** Start INPUT RECORDS **

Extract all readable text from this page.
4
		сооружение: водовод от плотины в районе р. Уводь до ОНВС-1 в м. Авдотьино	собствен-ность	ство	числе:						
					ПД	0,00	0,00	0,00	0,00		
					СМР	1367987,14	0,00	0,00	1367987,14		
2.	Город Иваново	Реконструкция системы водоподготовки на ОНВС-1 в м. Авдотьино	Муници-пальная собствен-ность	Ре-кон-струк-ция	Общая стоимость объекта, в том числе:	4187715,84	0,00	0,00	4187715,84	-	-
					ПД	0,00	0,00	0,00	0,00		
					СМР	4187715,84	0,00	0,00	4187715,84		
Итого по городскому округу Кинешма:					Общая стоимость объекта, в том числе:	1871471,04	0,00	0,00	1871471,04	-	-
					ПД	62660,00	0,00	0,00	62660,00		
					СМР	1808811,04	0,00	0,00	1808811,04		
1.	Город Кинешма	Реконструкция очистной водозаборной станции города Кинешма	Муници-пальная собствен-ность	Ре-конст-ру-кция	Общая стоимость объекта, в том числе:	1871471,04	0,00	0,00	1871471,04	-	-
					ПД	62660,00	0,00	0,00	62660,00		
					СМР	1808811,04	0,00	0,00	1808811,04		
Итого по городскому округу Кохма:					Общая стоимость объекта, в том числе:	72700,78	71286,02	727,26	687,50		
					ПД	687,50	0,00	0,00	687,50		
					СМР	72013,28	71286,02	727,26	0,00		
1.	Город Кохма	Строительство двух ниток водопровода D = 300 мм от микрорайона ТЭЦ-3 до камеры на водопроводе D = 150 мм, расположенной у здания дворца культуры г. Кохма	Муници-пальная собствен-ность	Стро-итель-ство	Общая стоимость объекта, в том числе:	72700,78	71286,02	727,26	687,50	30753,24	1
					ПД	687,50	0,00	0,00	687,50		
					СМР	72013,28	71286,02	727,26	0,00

** End INPUT RECORDS **

WORK INSTRUCTIONS :: Copy out the full material exactly as it appears.

FINISHED ANSWER ::
Extract all readable text from this page.
4
		сооружение: водовод от плотины в районе р. Уводь до ОНВС-1 в м. Авдотьино	собствен-ность	ство	числе:						
					ПД	0,00	0,00	0,00	0,00		
					СМР	1367987,14	0,00	0,00	1367987,14		
2.	Город Иваново	Реконструкция системы водоподготовки на ОНВС-1 в м. Авдотьино	Муници-пальная собствен-ность	Ре-кон-струк-ция	Общая стоимость объекта, в том числе:	4187715,84	0,00	0,00	4187715,84	-	-
					ПД	0,00	0,00	0,00	0,00		
					СМР	4187715,84	0,00	0,00	4187715,84		
Итого по городскому округу Кинешма:					Общая стоимость объекта, в том числе:	1871471,04	0,00	0,00	1871471,04	-	-
					ПД	62660,00	0,00	0,00	62660,00		
					СМР	1808811,04	0,00	0,00	1808811,04		
1.	Город Кинешма	Реконструкция очистной водозаборной станции города Кинешма	Муници-пальная собствен-ность	Ре-конст-ру-кция	Общая стоимость объекта, в том числе:	1871471,04	0,00	0,00	1871471,04	-	-
					ПД	62660,00	0,00	0,00	62660,00		
					СМР	1808811,04	0,00	0,00	1808811,04		
Итого по городскому округу Кохма:					Общая стоимость объекта, в том числе:	72700,78	71286,02	727,26	687,50		
					ПД	687,50	0,00	0,00	687,50		
					СМР	72013,28	71286,02	727,26	0,00		
1.	Город Кохма	Строительство двух ниток водопровода D = 300 мм от микрорайона ТЭЦ-3 до камеры на водопроводе D = 150 мм, расположенной у здания дворца культуры г. Кохма	Муници-пальная собствен-ность	Стро-итель-ство	Общая стоимость объекта, в том числе:	72700,78	71286,02	727,26	687,50	30753,24	1
					ПД	687,50	0,00	0,00	687,50		
					СМР	72013,28	71286,02	727,26	0,00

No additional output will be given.